GIVEN TASK>
Make an exact copy of the entries below with the pictures removed.

INFORMATION PROVIDED>

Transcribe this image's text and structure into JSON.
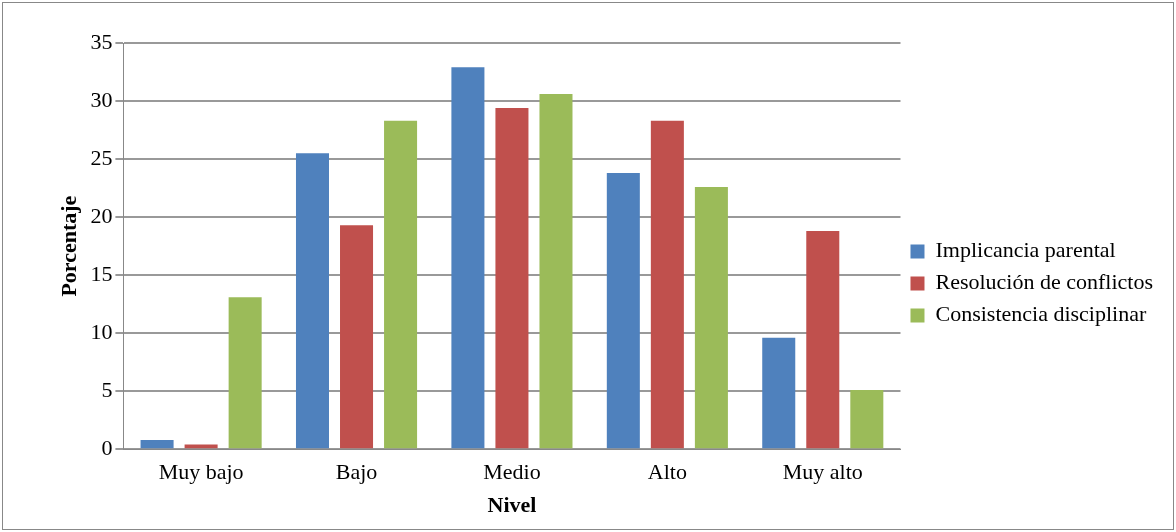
{
  "chart_data": {
    "type": "bar",
    "xlabel": "Nivel",
    "ylabel": "Porcentaje",
    "categories": [
      "Muy bajo",
      "Bajo",
      "Medio",
      "Alto",
      "Muy alto"
    ],
    "series": [
      {
        "name": "Implicancia parental",
        "color": "#4f81bd",
        "values": [
          0.8,
          25.5,
          32.9,
          23.8,
          9.6
        ]
      },
      {
        "name": "Resolución de conflictos",
        "color": "#c0504d",
        "values": [
          0.4,
          19.3,
          29.4,
          28.3,
          18.8
        ]
      },
      {
        "name": "Consistencia disciplinar",
        "color": "#9bbb59",
        "values": [
          13.1,
          28.3,
          30.6,
          22.6,
          5.1
        ]
      }
    ],
    "ylim": [
      0,
      35
    ],
    "yticks": [
      0,
      5,
      10,
      15,
      20,
      25,
      30,
      35
    ],
    "grid": "y",
    "legend": "right"
  }
}
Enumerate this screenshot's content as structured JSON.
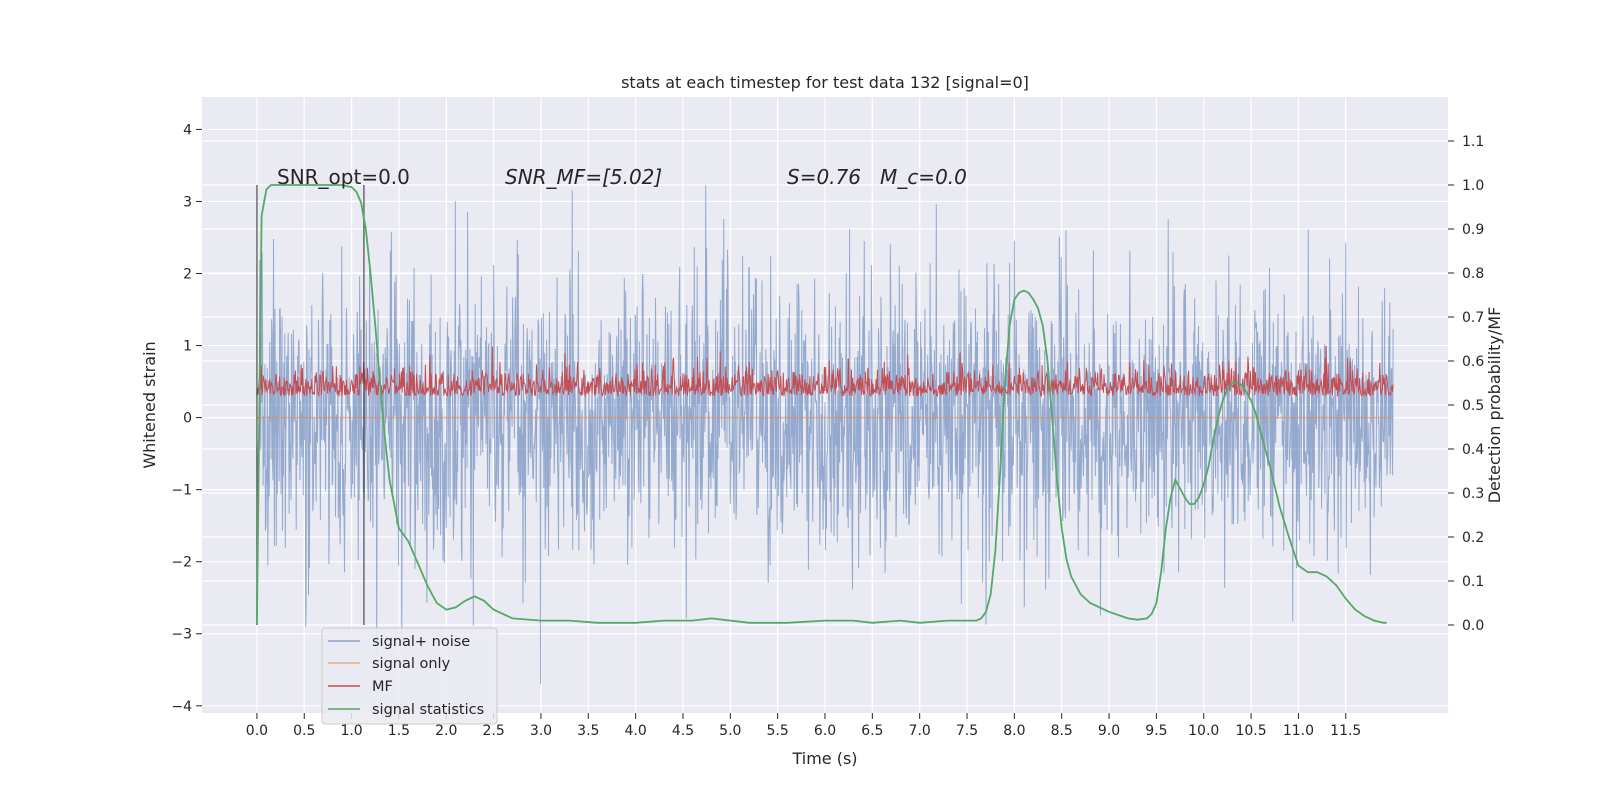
{
  "chart_data": {
    "type": "line",
    "title": "stats at each timestep for test data 132 [signal=0]",
    "xlabel": "Time (s)",
    "ylabel": "Whitened strain",
    "y2label": "Detection probability/MF",
    "xlim": [
      -0.58,
      12.58
    ],
    "ylim": [
      -4.1,
      4.45
    ],
    "y2lim": [
      -0.2,
      1.2
    ],
    "xticks": [
      0.0,
      0.5,
      1.0,
      1.5,
      2.0,
      2.5,
      3.0,
      3.5,
      4.0,
      4.5,
      5.0,
      5.5,
      6.0,
      6.5,
      7.0,
      7.5,
      8.0,
      8.5,
      9.0,
      9.5,
      10.0,
      10.5,
      11.0,
      11.5
    ],
    "xtick_labels": [
      "0.0",
      "0.5",
      "1.0",
      "1.5",
      "2.0",
      "2.5",
      "3.0",
      "3.5",
      "4.0",
      "4.5",
      "5.0",
      "5.5",
      "6.0",
      "6.5",
      "7.0",
      "7.5",
      "8.0",
      "8.5",
      "9.0",
      "9.5",
      "10.0",
      "10.5",
      "11.0",
      "11.5"
    ],
    "yticks": [
      -4,
      -3,
      -2,
      -1,
      0,
      1,
      2,
      3,
      4
    ],
    "ytick_labels": [
      "−4",
      "−3",
      "−2",
      "−1",
      "0",
      "1",
      "2",
      "3",
      "4"
    ],
    "y2ticks": [
      0.0,
      0.1,
      0.2,
      0.3,
      0.4,
      0.5,
      0.6,
      0.7,
      0.8,
      0.9,
      1.0,
      1.1
    ],
    "y2tick_labels": [
      "0.0",
      "0.1",
      "0.2",
      "0.3",
      "0.4",
      "0.5",
      "0.6",
      "0.7",
      "0.8",
      "0.9",
      "1.0",
      "1.1"
    ],
    "grid": true,
    "legend_position": "lower-left",
    "annotations": [
      "SNR_opt=0.0",
      "SNR_MF=[5.02]",
      "S=0.76   M_c=0.0"
    ],
    "series": [
      {
        "name": "signal+ noise",
        "axis": "left",
        "color": "#4c72b0",
        "note": "dense whitened noise around 0, std ~0.95, t from 0 to 12",
        "std": 0.95,
        "x_range": [
          0,
          12
        ]
      },
      {
        "name": "signal only",
        "axis": "left",
        "color": "#dd8452",
        "values_constant": 0.0
      },
      {
        "name": "MF",
        "axis": "right",
        "color": "#c44e52",
        "baseline": 0.52,
        "note": "matched filter output, fluctuating about 0.50-0.58 on right axis"
      },
      {
        "name": "signal statistics",
        "axis": "right",
        "color": "#55a868",
        "x": [
          0.0,
          0.05,
          0.1,
          0.15,
          0.2,
          0.3,
          0.5,
          0.7,
          0.9,
          1.0,
          1.05,
          1.1,
          1.15,
          1.2,
          1.25,
          1.3,
          1.35,
          1.4,
          1.5,
          1.6,
          1.7,
          1.8,
          1.9,
          2.0,
          2.1,
          2.2,
          2.3,
          2.4,
          2.5,
          2.7,
          3.0,
          3.3,
          3.6,
          4.0,
          4.3,
          4.6,
          4.8,
          5.2,
          5.6,
          6.0,
          6.3,
          6.5,
          6.8,
          7.0,
          7.3,
          7.5,
          7.6,
          7.65,
          7.7,
          7.75,
          7.8,
          7.85,
          7.9,
          7.95,
          8.0,
          8.05,
          8.1,
          8.15,
          8.2,
          8.25,
          8.3,
          8.35,
          8.4,
          8.45,
          8.5,
          8.55,
          8.6,
          8.7,
          8.8,
          9.0,
          9.2,
          9.3,
          9.4,
          9.45,
          9.5,
          9.55,
          9.6,
          9.65,
          9.7,
          9.75,
          9.8,
          9.85,
          9.9,
          9.95,
          10.0,
          10.05,
          10.1,
          10.15,
          10.2,
          10.25,
          10.3,
          10.35,
          10.4,
          10.45,
          10.5,
          10.55,
          10.6,
          10.7,
          10.8,
          10.9,
          11.0,
          11.1,
          11.2,
          11.3,
          11.4,
          11.5,
          11.6,
          11.7,
          11.8,
          11.9,
          11.93
        ],
        "values": [
          0.0,
          0.93,
          0.99,
          1.0,
          1.0,
          1.0,
          1.0,
          1.0,
          1.0,
          0.995,
          0.985,
          0.96,
          0.9,
          0.8,
          0.68,
          0.55,
          0.43,
          0.33,
          0.22,
          0.19,
          0.14,
          0.09,
          0.05,
          0.035,
          0.04,
          0.055,
          0.065,
          0.055,
          0.035,
          0.015,
          0.01,
          0.01,
          0.005,
          0.005,
          0.01,
          0.01,
          0.015,
          0.005,
          0.005,
          0.01,
          0.01,
          0.005,
          0.01,
          0.005,
          0.01,
          0.01,
          0.01,
          0.015,
          0.03,
          0.07,
          0.17,
          0.35,
          0.55,
          0.68,
          0.74,
          0.755,
          0.76,
          0.755,
          0.74,
          0.72,
          0.68,
          0.6,
          0.47,
          0.33,
          0.22,
          0.15,
          0.11,
          0.07,
          0.05,
          0.03,
          0.015,
          0.012,
          0.015,
          0.025,
          0.05,
          0.12,
          0.22,
          0.29,
          0.33,
          0.31,
          0.29,
          0.275,
          0.275,
          0.29,
          0.32,
          0.36,
          0.42,
          0.47,
          0.51,
          0.535,
          0.55,
          0.55,
          0.545,
          0.53,
          0.51,
          0.48,
          0.44,
          0.36,
          0.27,
          0.2,
          0.135,
          0.12,
          0.12,
          0.11,
          0.09,
          0.06,
          0.035,
          0.02,
          0.01,
          0.005,
          0.005
        ]
      }
    ],
    "vertical_lines": [
      0.0,
      1.13
    ]
  }
}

RESPONSE TO THIS EXERCISE>
Transcribe this image's text and structure into JSON.
{
  "chart_data": {
    "type": "bar",
    "xlabel": "Nivel",
    "ylabel": "Porcentaje",
    "categories": [
      "Muy bajo",
      "Bajo",
      "Medio",
      "Alto",
      "Muy alto"
    ],
    "series": [
      {
        "name": "Implicancia parental",
        "color": "#4f81bd",
        "values": [
          0.8,
          25.5,
          32.9,
          23.8,
          9.6
        ]
      },
      {
        "name": "Resolución de conflictos",
        "color": "#c0504d",
        "values": [
          0.4,
          19.3,
          29.4,
          28.3,
          18.8
        ]
      },
      {
        "name": "Consistencia disciplinar",
        "color": "#9bbb59",
        "values": [
          13.1,
          28.3,
          30.6,
          22.6,
          5.1
        ]
      }
    ],
    "ylim": [
      0,
      35
    ],
    "yticks": [
      0,
      5,
      10,
      15,
      20,
      25,
      30,
      35
    ],
    "grid": "y",
    "legend": "right"
  }
}
Enumerate this screenshot's content as structured JSON.
{
  "chart_data": {
    "type": "line",
    "title": "stats at each timestep for test data 132 [signal=0]",
    "xlabel": "Time (s)",
    "ylabel": "Whitened strain",
    "y2label": "Detection probability/MF",
    "xlim": [
      -0.58,
      12.58
    ],
    "ylim": [
      -4.1,
      4.45
    ],
    "y2lim": [
      -0.2,
      1.2
    ],
    "xticks": [
      0.0,
      0.5,
      1.0,
      1.5,
      2.0,
      2.5,
      3.0,
      3.5,
      4.0,
      4.5,
      5.0,
      5.5,
      6.0,
      6.5,
      7.0,
      7.5,
      8.0,
      8.5,
      9.0,
      9.5,
      10.0,
      10.5,
      11.0,
      11.5
    ],
    "xtick_labels": [
      "0.0",
      "0.5",
      "1.0",
      "1.5",
      "2.0",
      "2.5",
      "3.0",
      "3.5",
      "4.0",
      "4.5",
      "5.0",
      "5.5",
      "6.0",
      "6.5",
      "7.0",
      "7.5",
      "8.0",
      "8.5",
      "9.0",
      "9.5",
      "10.0",
      "10.5",
      "11.0",
      "11.5"
    ],
    "yticks": [
      -4,
      -3,
      -2,
      -1,
      0,
      1,
      2,
      3,
      4
    ],
    "ytick_labels": [
      "−4",
      "−3",
      "−2",
      "−1",
      "0",
      "1",
      "2",
      "3",
      "4"
    ],
    "y2ticks": [
      0.0,
      0.1,
      0.2,
      0.3,
      0.4,
      0.5,
      0.6,
      0.7,
      0.8,
      0.9,
      1.0,
      1.1
    ],
    "y2tick_labels": [
      "0.0",
      "0.1",
      "0.2",
      "0.3",
      "0.4",
      "0.5",
      "0.6",
      "0.7",
      "0.8",
      "0.9",
      "1.0",
      "1.1"
    ],
    "grid": true,
    "legend_position": "lower-left",
    "annotations": [
      "SNR_opt=0.0",
      "SNR_MF=[5.02]",
      "S=0.76   M_c=0.0"
    ],
    "series": [
      {
        "name": "signal+ noise",
        "axis": "left",
        "color": "#4c72b0",
        "note": "dense whitened noise around 0, std ~0.95, t from 0 to 12",
        "std": 0.95,
        "x_range": [
          0,
          12
        ]
      },
      {
        "name": "signal only",
        "axis": "left",
        "color": "#dd8452",
        "values_constant": 0.0
      },
      {
        "name": "MF",
        "axis": "right",
        "color": "#c44e52",
        "baseline": 0.52,
        "note": "matched filter output, fluctuating about 0.50-0.58 on right axis"
      },
      {
        "name": "signal statistics",
        "axis": "right",
        "color": "#55a868",
        "x": [
          0.0,
          0.05,
          0.1,
          0.15,
          0.2,
          0.3,
          0.5,
          0.7,
          0.9,
          1.0,
          1.05,
          1.1,
          1.15,
          1.2,
          1.25,
          1.3,
          1.35,
          1.4,
          1.5,
          1.6,
          1.7,
          1.8,
          1.9,
          2.0,
          2.1,
          2.2,
          2.3,
          2.4,
          2.5,
          2.7,
          3.0,
          3.3,
          3.6,
          4.0,
          4.3,
          4.6,
          4.8,
          5.2,
          5.6,
          6.0,
          6.3,
          6.5,
          6.8,
          7.0,
          7.3,
          7.5,
          7.6,
          7.65,
          7.7,
          7.75,
          7.8,
          7.85,
          7.9,
          7.95,
          8.0,
          8.05,
          8.1,
          8.15,
          8.2,
          8.25,
          8.3,
          8.35,
          8.4,
          8.45,
          8.5,
          8.55,
          8.6,
          8.7,
          8.8,
          9.0,
          9.2,
          9.3,
          9.4,
          9.45,
          9.5,
          9.55,
          9.6,
          9.65,
          9.7,
          9.75,
          9.8,
          9.85,
          9.9,
          9.95,
          10.0,
          10.05,
          10.1,
          10.15,
          10.2,
          10.25,
          10.3,
          10.35,
          10.4,
          10.45,
          10.5,
          10.55,
          10.6,
          10.7,
          10.8,
          10.9,
          11.0,
          11.1,
          11.2,
          11.3,
          11.4,
          11.5,
          11.6,
          11.7,
          11.8,
          11.9,
          11.93
        ],
        "values": [
          0.0,
          0.93,
          0.99,
          1.0,
          1.0,
          1.0,
          1.0,
          1.0,
          1.0,
          0.995,
          0.985,
          0.96,
          0.9,
          0.8,
          0.68,
          0.55,
          0.43,
          0.33,
          0.22,
          0.19,
          0.14,
          0.09,
          0.05,
          0.035,
          0.04,
          0.055,
          0.065,
          0.055,
          0.035,
          0.015,
          0.01,
          0.01,
          0.005,
          0.005,
          0.01,
          0.01,
          0.015,
          0.005,
          0.005,
          0.01,
          0.01,
          0.005,
          0.01,
          0.005,
          0.01,
          0.01,
          0.01,
          0.015,
          0.03,
          0.07,
          0.17,
          0.35,
          0.55,
          0.68,
          0.74,
          0.755,
          0.76,
          0.755,
          0.74,
          0.72,
          0.68,
          0.6,
          0.47,
          0.33,
          0.22,
          0.15,
          0.11,
          0.07,
          0.05,
          0.03,
          0.015,
          0.012,
          0.015,
          0.025,
          0.05,
          0.12,
          0.22,
          0.29,
          0.33,
          0.31,
          0.29,
          0.275,
          0.275,
          0.29,
          0.32,
          0.36,
          0.42,
          0.47,
          0.51,
          0.535,
          0.55,
          0.55,
          0.545,
          0.53,
          0.51,
          0.48,
          0.44,
          0.36,
          0.27,
          0.2,
          0.135,
          0.12,
          0.12,
          0.11,
          0.09,
          0.06,
          0.035,
          0.02,
          0.01,
          0.005,
          0.005
        ]
      }
    ],
    "vertical_lines": [
      0.0,
      1.13
    ]
  }
}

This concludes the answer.